TASK MATERIAL >>
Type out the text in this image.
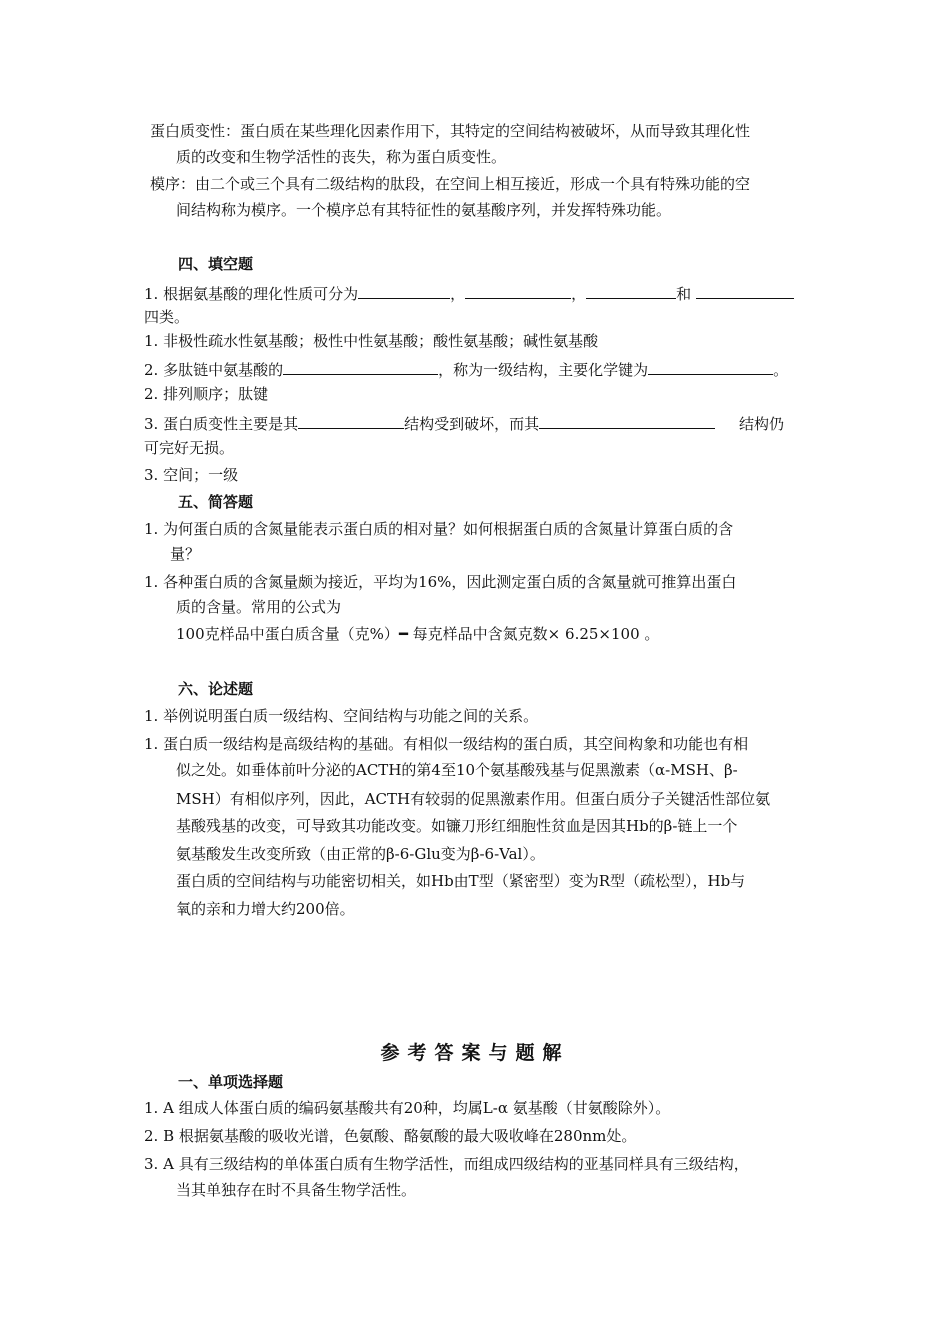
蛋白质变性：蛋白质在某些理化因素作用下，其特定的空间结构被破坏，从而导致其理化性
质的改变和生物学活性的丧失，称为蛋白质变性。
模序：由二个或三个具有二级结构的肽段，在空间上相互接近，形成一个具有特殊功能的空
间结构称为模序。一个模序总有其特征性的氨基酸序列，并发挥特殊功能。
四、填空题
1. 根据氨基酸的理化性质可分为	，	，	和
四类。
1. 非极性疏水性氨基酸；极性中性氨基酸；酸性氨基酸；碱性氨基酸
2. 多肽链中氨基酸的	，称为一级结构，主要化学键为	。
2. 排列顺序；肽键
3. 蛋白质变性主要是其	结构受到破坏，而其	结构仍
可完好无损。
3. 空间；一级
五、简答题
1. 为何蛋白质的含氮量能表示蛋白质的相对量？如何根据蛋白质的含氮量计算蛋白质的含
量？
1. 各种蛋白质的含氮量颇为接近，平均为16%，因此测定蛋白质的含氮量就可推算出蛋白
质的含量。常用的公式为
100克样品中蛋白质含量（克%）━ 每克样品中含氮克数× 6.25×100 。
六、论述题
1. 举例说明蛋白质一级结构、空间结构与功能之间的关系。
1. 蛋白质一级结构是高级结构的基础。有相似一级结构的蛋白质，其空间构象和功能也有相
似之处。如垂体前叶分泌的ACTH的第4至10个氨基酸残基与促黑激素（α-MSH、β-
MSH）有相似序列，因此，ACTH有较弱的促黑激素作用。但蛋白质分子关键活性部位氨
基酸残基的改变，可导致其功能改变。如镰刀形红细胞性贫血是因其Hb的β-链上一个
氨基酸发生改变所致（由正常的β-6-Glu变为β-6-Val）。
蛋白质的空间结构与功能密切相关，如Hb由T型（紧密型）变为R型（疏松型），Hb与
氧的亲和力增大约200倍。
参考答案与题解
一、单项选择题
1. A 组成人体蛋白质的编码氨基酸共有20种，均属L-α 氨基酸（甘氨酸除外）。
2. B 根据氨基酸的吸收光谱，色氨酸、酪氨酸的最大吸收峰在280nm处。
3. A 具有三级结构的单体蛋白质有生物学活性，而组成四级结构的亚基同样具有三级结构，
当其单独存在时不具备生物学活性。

STATED TASK >> All the lines above are to be reproduced exactly, except the pictures.

RESPONSE TO THIS TASK >>
Type out the text in this image.
蛋白质变性：蛋白质在某些理化因素作用下，其特定的空间结构被破坏，从而导致其理化性
质的改变和生物学活性的丧失，称为蛋白质变性。
模序：由二个或三个具有二级结构的肽段，在空间上相互接近，形成一个具有特殊功能的空
间结构称为模序。一个模序总有其特征性的氨基酸序列，并发挥特殊功能。
四、填空题
1. 根据氨基酸的理化性质可分为	，	，	和
四类。
1. 非极性疏水性氨基酸；极性中性氨基酸；酸性氨基酸；碱性氨基酸
2. 多肽链中氨基酸的	，称为一级结构，主要化学键为	。
2. 排列顺序；肽键
3. 蛋白质变性主要是其	结构受到破坏，而其	结构仍
可完好无损。
3. 空间；一级
五、简答题
1. 为何蛋白质的含氮量能表示蛋白质的相对量？如何根据蛋白质的含氮量计算蛋白质的含
量？
1. 各种蛋白质的含氮量颇为接近，平均为16%，因此测定蛋白质的含氮量就可推算出蛋白
质的含量。常用的公式为
100克样品中蛋白质含量（克%）━ 每克样品中含氮克数× 6.25×100 。
六、论述题
1. 举例说明蛋白质一级结构、空间结构与功能之间的关系。
1. 蛋白质一级结构是高级结构的基础。有相似一级结构的蛋白质，其空间构象和功能也有相
似之处。如垂体前叶分泌的ACTH的第4至10个氨基酸残基与促黑激素（α-MSH、β-
MSH）有相似序列，因此，ACTH有较弱的促黑激素作用。但蛋白质分子关键活性部位氨
基酸残基的改变，可导致其功能改变。如镰刀形红细胞性贫血是因其Hb的β-链上一个
氨基酸发生改变所致（由正常的β-6-Glu变为β-6-Val）。
蛋白质的空间结构与功能密切相关，如Hb由T型（紧密型）变为R型（疏松型），Hb与
氧的亲和力增大约200倍。
参考答案与题解
一、单项选择题
1. A 组成人体蛋白质的编码氨基酸共有20种，均属L-α 氨基酸（甘氨酸除外）。
2. B 根据氨基酸的吸收光谱，色氨酸、酪氨酸的最大吸收峰在280nm处。
3. A 具有三级结构的单体蛋白质有生物学活性，而组成四级结构的亚基同样具有三级结构，
当其单独存在时不具备生物学活性。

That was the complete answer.